[BEGIN Data records]

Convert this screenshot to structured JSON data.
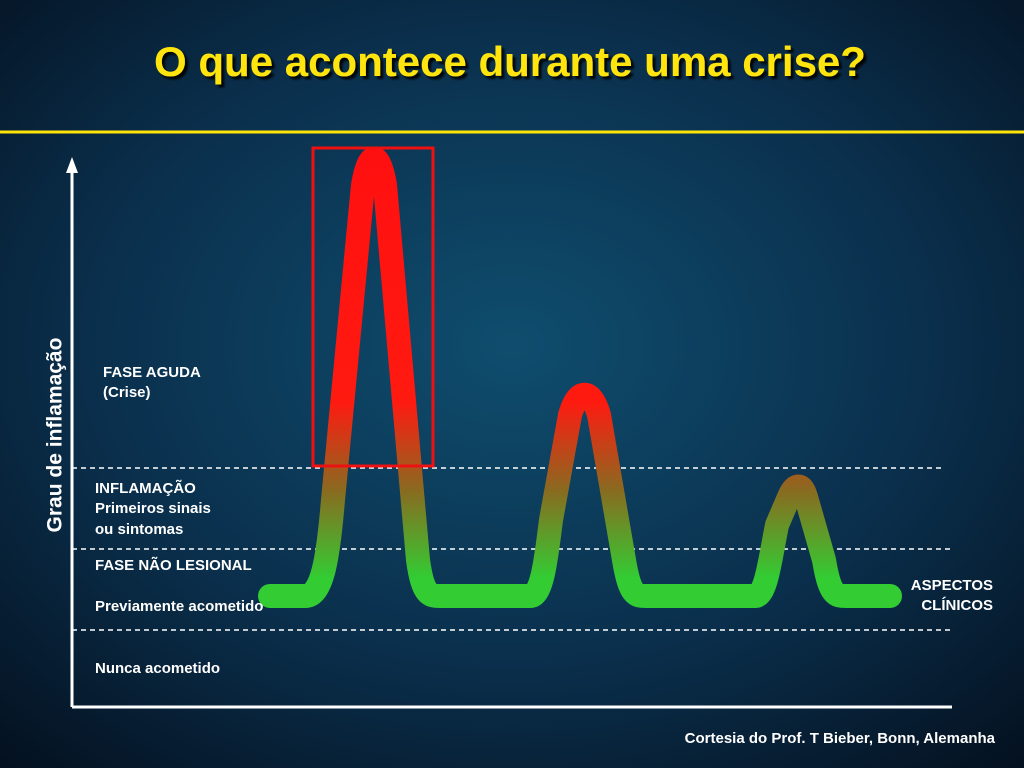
{
  "title": "O que acontece durante uma crise?",
  "y_axis_label": "Grau de inflamação",
  "zones": [
    {
      "lines": [
        "FASE AGUDA",
        "(Crise)"
      ]
    },
    {
      "lines": [
        "INFLAMAÇÃO",
        "Primeiros sinais",
        "ou sintomas"
      ]
    },
    {
      "lines": [
        "FASE NÃO LESIONAL"
      ]
    },
    {
      "lines": [
        "Previamente acometido"
      ]
    },
    {
      "lines": [
        "Nunca acometido"
      ]
    }
  ],
  "right_label": {
    "lines": [
      "ASPECTOS",
      "CLÍNICOS"
    ]
  },
  "credit": "Cortesia do Prof. T Bieber, Bonn, Alemanha"
}
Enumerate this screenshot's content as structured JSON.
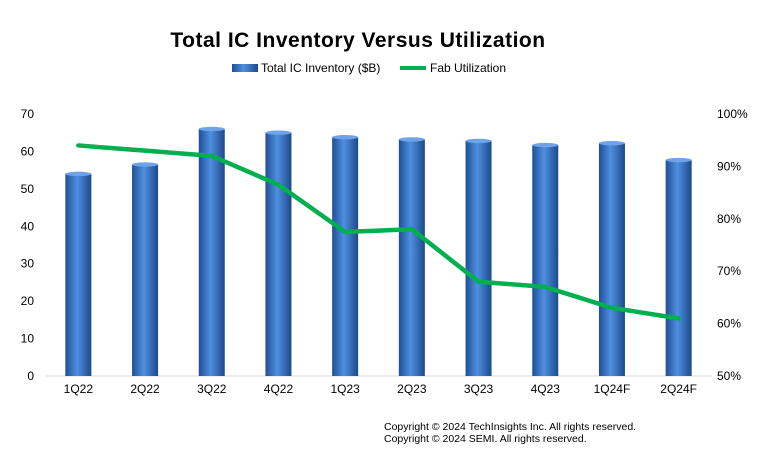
{
  "chart_data": {
    "type": "bar",
    "title": "Total IC Inventory Versus Utilization",
    "categories": [
      "1Q22",
      "2Q22",
      "3Q22",
      "4Q22",
      "1Q23",
      "2Q23",
      "3Q23",
      "4Q23",
      "1Q24F",
      "2Q24F"
    ],
    "series": [
      {
        "name": "Total IC Inventory ($B)",
        "type": "bar",
        "axis": "left",
        "color": "#3a76c9",
        "values": [
          54,
          56.5,
          66,
          65,
          63.8,
          63.2,
          62.8,
          61.7,
          62.2,
          57.7
        ]
      },
      {
        "name": "Fab Utilization",
        "type": "line",
        "axis": "right",
        "color": "#00b050",
        "values": [
          94,
          93,
          92,
          86.5,
          77.5,
          78,
          68,
          67,
          63,
          61
        ]
      }
    ],
    "y_left": {
      "min": 0,
      "max": 70,
      "ticks": [
        "0",
        "10",
        "20",
        "30",
        "40",
        "50",
        "60",
        "70"
      ]
    },
    "y_right": {
      "min": 50,
      "max": 100,
      "ticks": [
        "50%",
        "60%",
        "70%",
        "80%",
        "90%",
        "100%"
      ]
    },
    "legend_position": "top-center",
    "grid": false
  },
  "copyright": [
    "Copyright © 2024 TechInsights Inc.  All rights reserved.",
    "Copyright © 2024 SEMI.  All rights reserved."
  ]
}
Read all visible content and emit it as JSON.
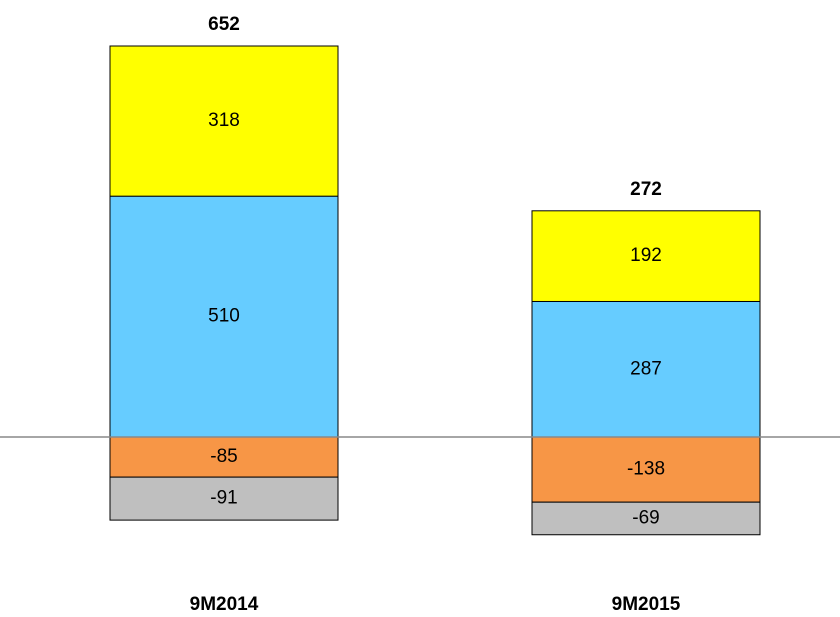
{
  "chart_data": {
    "type": "bar",
    "stacked": true,
    "categories": [
      "9M2014",
      "9M2015"
    ],
    "totals": [
      652,
      272
    ],
    "series": [
      {
        "color": "#66ccff",
        "values": [
          510,
          287
        ]
      },
      {
        "color": "#ffff00",
        "values": [
          318,
          192
        ]
      },
      {
        "color": "#f79646",
        "values": [
          -85,
          -138
        ]
      },
      {
        "color": "#bfbfbf",
        "values": [
          -91,
          -69
        ]
      }
    ]
  }
}
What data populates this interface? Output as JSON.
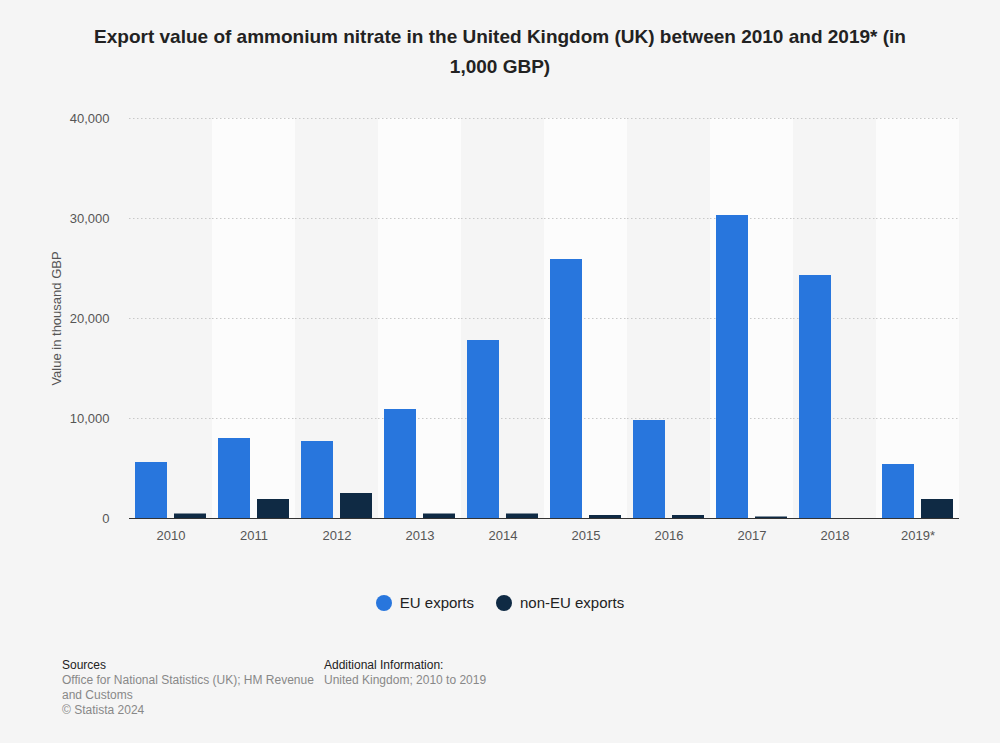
{
  "chart_data": {
    "type": "bar",
    "title": "Export value of ammonium nitrate in the United Kingdom (UK) between 2010 and 2019* (in 1,000 GBP)",
    "y_label": "Value in thousand GBP",
    "categories": [
      "2010",
      "2011",
      "2012",
      "2013",
      "2014",
      "2015",
      "2016",
      "2017",
      "2018",
      "2019*"
    ],
    "series": [
      {
        "name": "EU exports",
        "color": "#2876dd",
        "values": [
          5600,
          8000,
          7700,
          10900,
          17800,
          25900,
          9800,
          30300,
          24300,
          5400
        ]
      },
      {
        "name": "non-EU exports",
        "color": "#0f2a44",
        "values": [
          450,
          1900,
          2500,
          450,
          450,
          300,
          300,
          150,
          0,
          1900
        ]
      }
    ],
    "ylim": [
      0,
      40000
    ],
    "yticks": [
      0,
      {
        "value": 10000,
        "label": "10,000"
      },
      {
        "value": 20000,
        "label": "20,000"
      },
      {
        "value": 30000,
        "label": "30,000"
      },
      {
        "value": 40000,
        "label": "40,000"
      }
    ],
    "grid": true,
    "legend": "bottom",
    "source_heading": "Sources",
    "source": "Office for National Statistics (UK); HM Revenue and Customs",
    "copyright": "© Statista 2024",
    "additional_info_heading": "Additional Information:",
    "additional_info": "United Kingdom; 2010 to 2019"
  }
}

[END Data records]

### What is asked
Extract every line containing the string "Utilization" from the material.

### Exercise result
    "title": "Total IC Inventory Versus Utilization",
        "name": "Fab Utilization",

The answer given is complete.